• **Source passage**:

Maybe He Doesn’t Really Want to be Prime Minister

1297489107186_ORIGINALJustin Trudeau–Liberal leader, charmer, philosopher prince–isn’t having such a good go of it. The Grits just wrapped up their policy convention, which (since it was in the middle of the Olympics*) I didn’t really pay attention to**. It sounded like there might have been a good idea or two floated, but it seemed destined to be more embarrassment than victory train. The capper appeared to be Mr. Trudeau’s unwillingness have a post-convention press conference, but no, the was still more.

Mr. Trudeau pre-taped an interview for Radio-Canada’s Tout le monde en parle. The interview was to serve as a finale for the convention. He was asked about the events in Ukraine.

His response was, perhpas, not exactly what one would expect from a potential Prime Minister:

“President Yanukovych has been made illegitimate. It’s very worrying, especially because Russia lost in hockey, they’ll be in a bad mood. We fear Russia’s involvement in Ukraine,” Trudeau said.

• **Given entries**:
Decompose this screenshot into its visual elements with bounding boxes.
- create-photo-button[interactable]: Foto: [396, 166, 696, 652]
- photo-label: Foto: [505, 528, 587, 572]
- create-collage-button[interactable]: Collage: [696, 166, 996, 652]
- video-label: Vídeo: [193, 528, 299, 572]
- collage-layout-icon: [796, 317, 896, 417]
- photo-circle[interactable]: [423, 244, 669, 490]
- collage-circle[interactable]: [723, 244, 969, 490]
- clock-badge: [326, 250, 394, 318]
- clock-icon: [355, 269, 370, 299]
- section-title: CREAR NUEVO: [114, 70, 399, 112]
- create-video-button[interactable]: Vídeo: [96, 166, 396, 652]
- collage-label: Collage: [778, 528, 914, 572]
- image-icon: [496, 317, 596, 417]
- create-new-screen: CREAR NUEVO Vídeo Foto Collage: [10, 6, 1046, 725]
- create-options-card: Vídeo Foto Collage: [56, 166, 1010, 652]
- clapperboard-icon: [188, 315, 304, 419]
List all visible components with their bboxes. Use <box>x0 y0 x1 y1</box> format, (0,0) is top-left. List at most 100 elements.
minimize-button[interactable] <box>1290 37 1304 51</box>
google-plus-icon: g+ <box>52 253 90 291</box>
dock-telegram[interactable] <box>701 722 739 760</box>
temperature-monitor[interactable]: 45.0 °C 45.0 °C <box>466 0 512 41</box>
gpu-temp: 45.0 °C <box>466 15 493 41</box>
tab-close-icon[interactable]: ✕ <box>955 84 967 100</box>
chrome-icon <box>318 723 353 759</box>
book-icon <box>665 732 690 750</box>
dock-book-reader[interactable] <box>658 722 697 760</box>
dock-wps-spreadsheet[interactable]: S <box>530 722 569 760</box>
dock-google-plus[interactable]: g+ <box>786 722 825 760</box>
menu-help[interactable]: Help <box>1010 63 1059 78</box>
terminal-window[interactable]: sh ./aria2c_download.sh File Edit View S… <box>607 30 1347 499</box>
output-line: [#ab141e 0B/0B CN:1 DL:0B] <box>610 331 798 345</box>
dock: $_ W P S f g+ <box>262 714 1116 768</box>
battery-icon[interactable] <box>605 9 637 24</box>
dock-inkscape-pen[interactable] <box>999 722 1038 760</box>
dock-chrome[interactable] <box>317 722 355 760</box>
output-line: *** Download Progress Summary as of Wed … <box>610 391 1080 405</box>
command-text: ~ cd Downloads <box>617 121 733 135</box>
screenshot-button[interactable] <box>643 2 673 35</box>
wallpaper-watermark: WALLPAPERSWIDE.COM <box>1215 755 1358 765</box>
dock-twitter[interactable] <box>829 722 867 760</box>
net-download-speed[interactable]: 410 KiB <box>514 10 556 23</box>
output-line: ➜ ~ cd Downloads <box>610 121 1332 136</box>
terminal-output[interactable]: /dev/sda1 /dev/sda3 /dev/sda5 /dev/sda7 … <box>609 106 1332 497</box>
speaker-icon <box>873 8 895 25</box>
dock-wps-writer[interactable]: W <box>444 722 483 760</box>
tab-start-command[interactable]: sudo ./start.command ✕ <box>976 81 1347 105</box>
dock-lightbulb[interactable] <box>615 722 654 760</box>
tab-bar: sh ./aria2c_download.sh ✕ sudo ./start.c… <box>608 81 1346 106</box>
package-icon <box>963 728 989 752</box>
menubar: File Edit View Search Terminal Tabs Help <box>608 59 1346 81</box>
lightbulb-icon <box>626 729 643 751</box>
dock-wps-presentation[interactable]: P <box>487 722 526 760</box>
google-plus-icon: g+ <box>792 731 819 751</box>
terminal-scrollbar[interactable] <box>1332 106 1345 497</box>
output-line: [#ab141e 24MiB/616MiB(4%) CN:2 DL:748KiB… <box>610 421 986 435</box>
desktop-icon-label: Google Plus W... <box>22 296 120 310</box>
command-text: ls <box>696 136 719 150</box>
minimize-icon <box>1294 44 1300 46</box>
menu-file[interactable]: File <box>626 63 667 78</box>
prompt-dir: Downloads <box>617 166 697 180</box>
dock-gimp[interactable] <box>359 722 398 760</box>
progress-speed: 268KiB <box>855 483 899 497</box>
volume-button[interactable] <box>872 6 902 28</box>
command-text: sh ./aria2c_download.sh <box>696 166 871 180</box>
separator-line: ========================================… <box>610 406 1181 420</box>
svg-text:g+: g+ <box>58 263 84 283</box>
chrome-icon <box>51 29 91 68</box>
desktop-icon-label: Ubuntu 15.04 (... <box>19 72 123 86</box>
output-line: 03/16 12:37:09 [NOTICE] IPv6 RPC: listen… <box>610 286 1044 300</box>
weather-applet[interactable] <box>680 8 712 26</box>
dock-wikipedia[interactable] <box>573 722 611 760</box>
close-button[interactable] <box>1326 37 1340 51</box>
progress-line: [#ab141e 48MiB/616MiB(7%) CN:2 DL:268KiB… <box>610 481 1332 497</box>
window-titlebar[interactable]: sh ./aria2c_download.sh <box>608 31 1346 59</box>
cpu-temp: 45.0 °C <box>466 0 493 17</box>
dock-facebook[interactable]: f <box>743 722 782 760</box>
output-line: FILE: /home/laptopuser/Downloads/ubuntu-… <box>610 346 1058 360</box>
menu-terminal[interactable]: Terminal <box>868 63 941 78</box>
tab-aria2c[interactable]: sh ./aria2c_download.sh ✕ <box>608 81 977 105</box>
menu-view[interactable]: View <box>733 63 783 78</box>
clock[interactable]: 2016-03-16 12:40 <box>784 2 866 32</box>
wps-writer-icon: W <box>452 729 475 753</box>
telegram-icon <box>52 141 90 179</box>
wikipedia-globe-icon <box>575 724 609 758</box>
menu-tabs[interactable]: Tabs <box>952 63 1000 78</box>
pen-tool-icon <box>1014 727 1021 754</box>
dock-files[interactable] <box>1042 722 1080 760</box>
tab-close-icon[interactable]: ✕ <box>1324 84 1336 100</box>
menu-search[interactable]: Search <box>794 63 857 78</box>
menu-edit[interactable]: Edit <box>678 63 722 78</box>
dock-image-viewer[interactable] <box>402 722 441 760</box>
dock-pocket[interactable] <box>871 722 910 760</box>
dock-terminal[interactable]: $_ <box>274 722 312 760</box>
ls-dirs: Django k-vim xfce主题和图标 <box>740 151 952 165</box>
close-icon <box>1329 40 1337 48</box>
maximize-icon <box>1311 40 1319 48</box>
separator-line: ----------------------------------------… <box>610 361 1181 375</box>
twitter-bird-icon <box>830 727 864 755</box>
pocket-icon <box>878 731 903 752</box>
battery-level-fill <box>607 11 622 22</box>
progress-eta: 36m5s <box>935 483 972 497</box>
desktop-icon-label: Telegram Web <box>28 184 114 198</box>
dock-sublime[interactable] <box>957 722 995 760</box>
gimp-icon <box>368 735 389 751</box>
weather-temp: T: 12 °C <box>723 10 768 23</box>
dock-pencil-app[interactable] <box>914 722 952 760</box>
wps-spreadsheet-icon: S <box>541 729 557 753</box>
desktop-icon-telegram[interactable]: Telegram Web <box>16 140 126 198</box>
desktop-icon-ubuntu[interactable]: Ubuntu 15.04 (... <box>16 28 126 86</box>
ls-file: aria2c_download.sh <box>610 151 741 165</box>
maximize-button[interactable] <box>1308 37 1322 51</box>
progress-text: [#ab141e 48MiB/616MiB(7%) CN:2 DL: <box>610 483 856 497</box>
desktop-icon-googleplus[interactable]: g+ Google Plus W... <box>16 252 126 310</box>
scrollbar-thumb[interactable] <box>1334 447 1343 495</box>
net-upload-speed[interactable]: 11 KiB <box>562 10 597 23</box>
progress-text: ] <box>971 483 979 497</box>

• **Written task 1**:
Repeat the Trudeau post between "Maybe He Doesn’t" and "events in Ukraine.", inclusive.
• **Written task 2**:
Summarize the Trudeau post in two sentences.
• **Written task 3**:
Answer these questions on the Trudeau post:
(a) What was happening at the same time as the convention, according to the writer?
(b) For which program did Trudeau pre-tape his interview?
(c) According to Trudeau, why would Russia be in a bad mood?
The records are separate material with no connection to the Trudeau post.

• **Complete output 1**:
Maybe He Doesn’t Really Want to be Prime Minister

1297489107186_ORIGINALJustin Trudeau–Liberal leader, charmer, philosopher prince–isn’t having such a good go of it. The Grits just wrapped up their policy convention, which (since it was in the middle of the Olympics*) I didn’t really pay attention to**. It sounded like there might have been a good idea or two floated, but it seemed destined to be more embarrassment than victory train. The capper appeared to be Mr. Trudeau’s unwillingness have a post-convention press conference, but no, the was still more.

Mr. Trudeau pre-taped an interview for Radio-Canada’s Tout le monde en parle. The interview was to serve as a finale for the convention. He was asked about the events in Ukraine.

• **Complete output 2**:
The Liberals under Justin Trudeau held a policy convention during the Olympics that the writer barely followed but that seemed destined to be more embarrassment than victory. In a pre-taped interview for Radio-Canada's Tout le monde en parle, Trudeau was asked about Ukraine and said that Russia would be in a bad mood because it lost in hockey, a response the writer calls not exactly what one would expect from a potential Prime Minister.

• **Complete output 3**:
(a) The Olympics.
(b) Radio-Canada's Tout le monde en parle.
(c) Because Russia lost in hockey.